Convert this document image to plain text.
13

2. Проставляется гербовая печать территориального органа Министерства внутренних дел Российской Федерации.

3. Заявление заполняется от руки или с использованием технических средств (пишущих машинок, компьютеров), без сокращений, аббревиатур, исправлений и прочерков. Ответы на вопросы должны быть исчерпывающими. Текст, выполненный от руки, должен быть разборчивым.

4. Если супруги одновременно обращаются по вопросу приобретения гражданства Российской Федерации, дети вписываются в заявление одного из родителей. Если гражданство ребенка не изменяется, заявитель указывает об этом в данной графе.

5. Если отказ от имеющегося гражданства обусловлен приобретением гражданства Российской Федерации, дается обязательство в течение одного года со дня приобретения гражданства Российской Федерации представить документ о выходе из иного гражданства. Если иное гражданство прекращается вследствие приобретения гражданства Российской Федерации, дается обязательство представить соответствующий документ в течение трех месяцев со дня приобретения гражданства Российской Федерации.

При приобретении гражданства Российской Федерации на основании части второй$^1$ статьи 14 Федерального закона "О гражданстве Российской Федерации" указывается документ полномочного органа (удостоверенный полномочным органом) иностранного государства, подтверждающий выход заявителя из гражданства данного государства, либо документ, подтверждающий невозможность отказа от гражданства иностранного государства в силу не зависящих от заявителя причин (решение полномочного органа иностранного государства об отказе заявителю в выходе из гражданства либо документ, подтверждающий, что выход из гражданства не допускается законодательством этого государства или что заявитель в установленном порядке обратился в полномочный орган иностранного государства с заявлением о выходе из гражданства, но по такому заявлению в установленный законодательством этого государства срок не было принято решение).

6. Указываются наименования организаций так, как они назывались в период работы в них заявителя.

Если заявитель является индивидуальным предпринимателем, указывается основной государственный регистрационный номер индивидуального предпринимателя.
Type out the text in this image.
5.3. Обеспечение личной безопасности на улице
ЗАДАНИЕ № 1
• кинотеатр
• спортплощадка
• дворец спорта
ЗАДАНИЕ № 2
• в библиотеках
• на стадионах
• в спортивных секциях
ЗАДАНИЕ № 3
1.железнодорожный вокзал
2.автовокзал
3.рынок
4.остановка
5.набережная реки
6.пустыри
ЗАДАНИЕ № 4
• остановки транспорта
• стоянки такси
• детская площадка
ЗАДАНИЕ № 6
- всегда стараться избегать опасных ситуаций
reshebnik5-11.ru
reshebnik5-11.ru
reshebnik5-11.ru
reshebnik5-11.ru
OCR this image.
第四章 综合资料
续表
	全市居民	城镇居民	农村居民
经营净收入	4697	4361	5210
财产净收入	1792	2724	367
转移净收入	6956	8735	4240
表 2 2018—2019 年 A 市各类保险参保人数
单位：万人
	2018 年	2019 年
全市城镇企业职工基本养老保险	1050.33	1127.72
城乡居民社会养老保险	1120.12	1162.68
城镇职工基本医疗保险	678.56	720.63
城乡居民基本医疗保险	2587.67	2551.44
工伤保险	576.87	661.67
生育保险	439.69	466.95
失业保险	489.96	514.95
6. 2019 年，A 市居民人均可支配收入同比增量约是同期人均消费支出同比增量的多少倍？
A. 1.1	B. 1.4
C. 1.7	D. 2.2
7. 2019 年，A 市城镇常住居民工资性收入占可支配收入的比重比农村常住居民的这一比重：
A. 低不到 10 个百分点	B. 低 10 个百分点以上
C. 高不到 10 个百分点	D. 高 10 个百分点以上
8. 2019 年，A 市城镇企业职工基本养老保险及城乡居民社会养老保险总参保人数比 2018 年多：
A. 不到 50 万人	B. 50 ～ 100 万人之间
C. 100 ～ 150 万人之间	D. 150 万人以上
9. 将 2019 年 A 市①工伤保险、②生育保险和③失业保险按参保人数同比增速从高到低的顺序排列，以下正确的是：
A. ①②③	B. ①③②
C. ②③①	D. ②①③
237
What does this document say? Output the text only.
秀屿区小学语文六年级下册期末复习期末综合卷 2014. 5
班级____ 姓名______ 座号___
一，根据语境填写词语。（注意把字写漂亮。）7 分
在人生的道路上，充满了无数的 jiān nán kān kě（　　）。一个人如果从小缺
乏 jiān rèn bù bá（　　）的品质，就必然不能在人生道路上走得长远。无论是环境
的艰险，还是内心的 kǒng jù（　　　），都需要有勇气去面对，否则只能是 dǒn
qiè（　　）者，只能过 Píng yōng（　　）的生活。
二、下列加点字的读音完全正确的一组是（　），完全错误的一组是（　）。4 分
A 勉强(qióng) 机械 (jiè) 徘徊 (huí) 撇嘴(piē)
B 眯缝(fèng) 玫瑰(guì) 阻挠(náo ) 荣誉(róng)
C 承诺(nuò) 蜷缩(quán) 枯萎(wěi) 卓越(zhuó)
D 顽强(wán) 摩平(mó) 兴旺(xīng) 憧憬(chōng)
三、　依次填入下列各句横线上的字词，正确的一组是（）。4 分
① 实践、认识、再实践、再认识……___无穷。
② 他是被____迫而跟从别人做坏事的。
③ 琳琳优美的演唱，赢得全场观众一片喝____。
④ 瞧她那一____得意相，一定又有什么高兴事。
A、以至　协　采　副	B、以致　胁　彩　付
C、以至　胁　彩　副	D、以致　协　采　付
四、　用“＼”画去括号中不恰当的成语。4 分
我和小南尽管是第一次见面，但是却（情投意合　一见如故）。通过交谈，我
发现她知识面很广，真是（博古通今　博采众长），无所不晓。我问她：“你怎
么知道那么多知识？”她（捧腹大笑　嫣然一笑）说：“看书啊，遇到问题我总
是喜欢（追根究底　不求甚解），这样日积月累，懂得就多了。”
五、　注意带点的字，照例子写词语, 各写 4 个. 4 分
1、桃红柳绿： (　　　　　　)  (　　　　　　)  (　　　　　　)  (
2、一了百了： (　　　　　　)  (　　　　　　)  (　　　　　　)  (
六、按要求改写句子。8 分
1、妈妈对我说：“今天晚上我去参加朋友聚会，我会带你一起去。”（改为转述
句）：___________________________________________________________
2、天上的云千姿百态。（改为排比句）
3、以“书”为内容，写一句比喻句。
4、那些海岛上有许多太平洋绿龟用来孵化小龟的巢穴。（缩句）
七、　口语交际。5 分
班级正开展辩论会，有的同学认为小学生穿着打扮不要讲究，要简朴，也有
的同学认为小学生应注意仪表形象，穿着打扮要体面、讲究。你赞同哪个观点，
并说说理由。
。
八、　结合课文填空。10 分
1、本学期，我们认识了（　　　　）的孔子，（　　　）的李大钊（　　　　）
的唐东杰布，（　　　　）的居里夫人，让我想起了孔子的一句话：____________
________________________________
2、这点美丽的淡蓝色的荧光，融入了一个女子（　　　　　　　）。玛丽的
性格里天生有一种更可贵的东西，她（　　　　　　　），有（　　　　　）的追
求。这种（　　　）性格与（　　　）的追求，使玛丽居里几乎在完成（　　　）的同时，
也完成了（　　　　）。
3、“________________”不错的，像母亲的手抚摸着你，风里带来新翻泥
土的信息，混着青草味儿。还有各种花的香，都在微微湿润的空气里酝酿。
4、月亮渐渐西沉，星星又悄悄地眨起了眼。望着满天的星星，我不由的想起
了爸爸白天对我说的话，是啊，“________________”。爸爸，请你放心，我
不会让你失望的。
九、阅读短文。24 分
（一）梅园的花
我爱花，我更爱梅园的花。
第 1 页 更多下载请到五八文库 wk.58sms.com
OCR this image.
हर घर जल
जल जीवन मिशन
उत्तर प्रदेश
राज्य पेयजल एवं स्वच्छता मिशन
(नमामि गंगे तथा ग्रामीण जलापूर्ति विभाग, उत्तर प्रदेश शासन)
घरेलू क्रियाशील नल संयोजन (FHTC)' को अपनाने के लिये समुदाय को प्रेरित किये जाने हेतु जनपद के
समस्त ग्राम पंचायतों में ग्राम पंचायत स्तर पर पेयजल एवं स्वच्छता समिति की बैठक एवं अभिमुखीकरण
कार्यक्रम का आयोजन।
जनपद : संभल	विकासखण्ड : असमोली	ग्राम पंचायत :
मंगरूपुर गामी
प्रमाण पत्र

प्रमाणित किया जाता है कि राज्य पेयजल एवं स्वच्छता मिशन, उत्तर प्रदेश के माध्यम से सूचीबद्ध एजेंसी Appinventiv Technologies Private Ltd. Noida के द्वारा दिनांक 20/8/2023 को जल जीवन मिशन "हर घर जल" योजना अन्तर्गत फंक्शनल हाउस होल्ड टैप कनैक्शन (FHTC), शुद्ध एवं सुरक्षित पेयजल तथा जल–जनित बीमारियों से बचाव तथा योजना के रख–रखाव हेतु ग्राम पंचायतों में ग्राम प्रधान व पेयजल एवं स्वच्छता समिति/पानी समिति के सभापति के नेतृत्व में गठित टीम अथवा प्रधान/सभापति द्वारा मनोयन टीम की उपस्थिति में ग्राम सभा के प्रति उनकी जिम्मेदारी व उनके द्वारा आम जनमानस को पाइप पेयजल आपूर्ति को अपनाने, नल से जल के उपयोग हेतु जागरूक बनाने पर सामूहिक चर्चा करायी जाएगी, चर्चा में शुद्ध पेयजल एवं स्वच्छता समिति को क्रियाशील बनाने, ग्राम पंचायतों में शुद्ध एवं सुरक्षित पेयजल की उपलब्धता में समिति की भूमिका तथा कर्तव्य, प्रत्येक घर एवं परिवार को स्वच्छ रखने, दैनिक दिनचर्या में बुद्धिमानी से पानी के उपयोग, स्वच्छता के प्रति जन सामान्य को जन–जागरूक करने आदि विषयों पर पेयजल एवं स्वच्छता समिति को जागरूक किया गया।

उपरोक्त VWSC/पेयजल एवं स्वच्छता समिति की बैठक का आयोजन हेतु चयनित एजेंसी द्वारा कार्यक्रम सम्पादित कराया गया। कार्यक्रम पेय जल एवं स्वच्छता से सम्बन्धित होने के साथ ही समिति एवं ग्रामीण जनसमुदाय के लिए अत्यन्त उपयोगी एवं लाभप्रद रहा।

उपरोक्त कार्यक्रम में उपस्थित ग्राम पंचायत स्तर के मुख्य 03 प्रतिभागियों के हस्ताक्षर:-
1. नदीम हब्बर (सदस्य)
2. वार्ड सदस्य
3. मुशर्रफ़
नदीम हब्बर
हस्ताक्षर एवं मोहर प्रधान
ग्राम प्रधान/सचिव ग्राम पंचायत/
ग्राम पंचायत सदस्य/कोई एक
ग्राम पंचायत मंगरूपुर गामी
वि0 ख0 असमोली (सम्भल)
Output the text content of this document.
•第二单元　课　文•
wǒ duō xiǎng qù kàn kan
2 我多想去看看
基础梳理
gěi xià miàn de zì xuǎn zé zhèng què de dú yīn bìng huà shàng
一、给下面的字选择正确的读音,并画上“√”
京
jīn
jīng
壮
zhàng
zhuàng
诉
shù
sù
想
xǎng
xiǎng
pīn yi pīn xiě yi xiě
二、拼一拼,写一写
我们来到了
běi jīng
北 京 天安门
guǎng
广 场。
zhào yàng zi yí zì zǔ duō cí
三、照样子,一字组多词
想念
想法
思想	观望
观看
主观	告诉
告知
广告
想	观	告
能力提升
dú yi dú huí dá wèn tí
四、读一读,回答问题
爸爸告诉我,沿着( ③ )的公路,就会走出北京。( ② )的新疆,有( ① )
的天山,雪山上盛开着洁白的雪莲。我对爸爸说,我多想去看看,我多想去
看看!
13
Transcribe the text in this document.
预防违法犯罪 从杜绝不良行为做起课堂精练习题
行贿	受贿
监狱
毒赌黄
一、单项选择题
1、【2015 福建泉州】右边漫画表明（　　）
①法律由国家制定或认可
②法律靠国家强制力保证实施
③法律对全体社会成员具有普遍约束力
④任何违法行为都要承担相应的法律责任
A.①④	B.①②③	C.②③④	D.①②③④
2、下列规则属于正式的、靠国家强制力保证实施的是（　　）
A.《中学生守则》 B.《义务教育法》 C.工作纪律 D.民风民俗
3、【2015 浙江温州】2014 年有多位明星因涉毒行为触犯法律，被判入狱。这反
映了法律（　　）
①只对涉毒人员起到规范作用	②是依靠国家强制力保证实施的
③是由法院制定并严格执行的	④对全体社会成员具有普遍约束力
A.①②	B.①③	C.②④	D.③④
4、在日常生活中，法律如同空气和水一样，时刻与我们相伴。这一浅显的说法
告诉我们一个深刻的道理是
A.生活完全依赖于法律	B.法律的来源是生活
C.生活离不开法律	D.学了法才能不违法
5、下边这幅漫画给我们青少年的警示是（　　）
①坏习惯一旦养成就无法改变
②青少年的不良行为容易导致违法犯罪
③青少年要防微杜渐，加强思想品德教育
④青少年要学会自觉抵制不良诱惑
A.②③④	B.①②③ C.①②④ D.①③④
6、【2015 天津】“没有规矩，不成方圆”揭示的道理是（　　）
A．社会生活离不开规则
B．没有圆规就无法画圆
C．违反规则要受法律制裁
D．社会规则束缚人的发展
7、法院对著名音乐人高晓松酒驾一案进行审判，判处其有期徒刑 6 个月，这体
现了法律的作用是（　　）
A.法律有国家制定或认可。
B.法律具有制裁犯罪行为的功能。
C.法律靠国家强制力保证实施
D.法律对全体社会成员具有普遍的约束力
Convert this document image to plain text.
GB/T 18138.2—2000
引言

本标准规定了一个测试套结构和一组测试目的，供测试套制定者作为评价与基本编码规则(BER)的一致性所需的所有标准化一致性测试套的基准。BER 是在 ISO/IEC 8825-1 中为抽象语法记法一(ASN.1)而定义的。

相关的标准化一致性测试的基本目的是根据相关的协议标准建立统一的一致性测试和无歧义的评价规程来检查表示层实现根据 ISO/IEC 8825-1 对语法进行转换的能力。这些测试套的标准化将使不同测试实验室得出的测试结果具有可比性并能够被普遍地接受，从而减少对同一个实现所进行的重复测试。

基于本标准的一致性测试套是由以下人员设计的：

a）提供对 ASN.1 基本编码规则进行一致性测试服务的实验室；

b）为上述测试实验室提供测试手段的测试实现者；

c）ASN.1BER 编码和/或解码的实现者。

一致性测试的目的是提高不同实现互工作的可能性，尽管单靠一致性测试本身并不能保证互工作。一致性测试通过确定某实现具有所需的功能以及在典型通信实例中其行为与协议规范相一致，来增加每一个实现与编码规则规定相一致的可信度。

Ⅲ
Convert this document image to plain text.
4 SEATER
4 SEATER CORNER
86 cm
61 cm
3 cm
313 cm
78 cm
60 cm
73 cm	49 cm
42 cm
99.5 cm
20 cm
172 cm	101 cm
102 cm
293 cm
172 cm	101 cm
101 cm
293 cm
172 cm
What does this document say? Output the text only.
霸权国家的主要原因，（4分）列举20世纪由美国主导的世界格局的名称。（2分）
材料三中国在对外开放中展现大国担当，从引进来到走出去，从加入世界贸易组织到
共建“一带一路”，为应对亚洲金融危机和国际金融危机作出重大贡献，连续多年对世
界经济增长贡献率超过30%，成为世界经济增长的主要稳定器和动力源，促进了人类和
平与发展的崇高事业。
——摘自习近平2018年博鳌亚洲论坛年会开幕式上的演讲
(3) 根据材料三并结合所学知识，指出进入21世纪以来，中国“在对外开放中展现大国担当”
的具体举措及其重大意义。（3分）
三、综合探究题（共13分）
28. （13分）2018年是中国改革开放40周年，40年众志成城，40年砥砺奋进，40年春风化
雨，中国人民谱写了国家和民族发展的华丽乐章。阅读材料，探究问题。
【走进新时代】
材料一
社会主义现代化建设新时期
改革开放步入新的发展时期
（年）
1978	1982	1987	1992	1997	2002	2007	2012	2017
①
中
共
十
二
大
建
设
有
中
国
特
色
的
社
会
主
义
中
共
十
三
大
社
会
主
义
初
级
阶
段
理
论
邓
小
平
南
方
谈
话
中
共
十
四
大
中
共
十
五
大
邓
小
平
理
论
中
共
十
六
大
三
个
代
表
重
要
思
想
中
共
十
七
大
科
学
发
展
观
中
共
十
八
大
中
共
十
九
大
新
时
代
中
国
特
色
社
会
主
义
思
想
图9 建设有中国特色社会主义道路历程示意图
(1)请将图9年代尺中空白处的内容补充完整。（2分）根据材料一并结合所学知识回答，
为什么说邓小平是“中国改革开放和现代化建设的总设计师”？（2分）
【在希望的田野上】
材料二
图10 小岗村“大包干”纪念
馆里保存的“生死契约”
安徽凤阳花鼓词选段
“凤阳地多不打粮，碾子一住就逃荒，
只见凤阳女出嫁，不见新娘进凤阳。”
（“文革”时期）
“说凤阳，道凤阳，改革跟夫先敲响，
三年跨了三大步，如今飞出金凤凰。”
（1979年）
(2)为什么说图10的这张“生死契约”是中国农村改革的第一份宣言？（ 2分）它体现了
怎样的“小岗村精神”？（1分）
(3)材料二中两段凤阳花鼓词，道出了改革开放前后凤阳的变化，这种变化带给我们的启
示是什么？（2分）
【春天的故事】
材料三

+ + + + +

TASK REQUIREMENTS:
Give nothing but the count of lines in the listing above that hold the string "生死契约".

RESULT OF THE TASK:
2